Passage:
* Begin *

Changes should include a reform of banks’ bonus systems, he said.

The FPC was established to regulate UK banks, but Mr Cohrs suggested that it should have greater power to enforce decisions in the most complex cases.

He warned that the banking industry’s regulatory framework failed to prevent the financial crisis in 2008 and the Bank of England’s power to address any future concerns over systemic risk in the UK’s financial system needs to be strengthened.

Mr Cohrs admitted that it would be difficult to find the correct balance between public accountability and independence and that the changes would not be welcomed by the House of Commons.

“While it might seem easy to decide it’s time to take away the punch bowl, this is likely to mean curbing an electorally popular credit boom,” he said.

“The howls one will inevitably hear when doing it make it hard unless the FPC (and the Bank) have a strong degree of independence.”

“The good news is that I see evidence that banks are changing incentive systems and this will lead to a different culture within the banks which society will prefer,” he continued.

There is growing anger over the news that banks are trying to delay bonus payments in order to benefit from the lower 45p top rate of tax, which will take effect in April next year.

Meanwhile it was revealed today that the Financial Services Authority has fined Coutts Bank £8.75 million for failing to implement effective safeguards against money laundering and for failing to monitor the accounts of high-risk clients.

Coutts, which is part of the Royal Bank of Scotland Group, is best known as the banker for the Queen.

* End *

Provided material:

* Begin *

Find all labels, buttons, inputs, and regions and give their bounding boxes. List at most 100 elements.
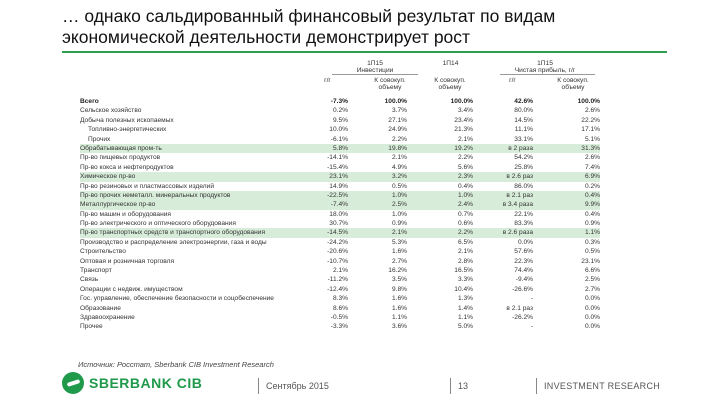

* End *

Exercise tasks:
• a. Answer these from the article on bank regulation:
(i) What was the FPC set up to do?
(ii) When will the lower 45p top rate of tax take effect?
(iii) How much did the Financial Services Authority fine Coutts Bank?
• b. List every organization named in the article on bank regulation.
The lines are separate material, unrelated to the article on bank regulation.

Answers below:
• a.
(i) To regulate UK banks.
(ii) In April next year.
(iii) £8.75 million.

• b.
FPC
Bank of England
House of Commons
Financial Services Authority
Coutts Bank
Royal Bank of Scotland Group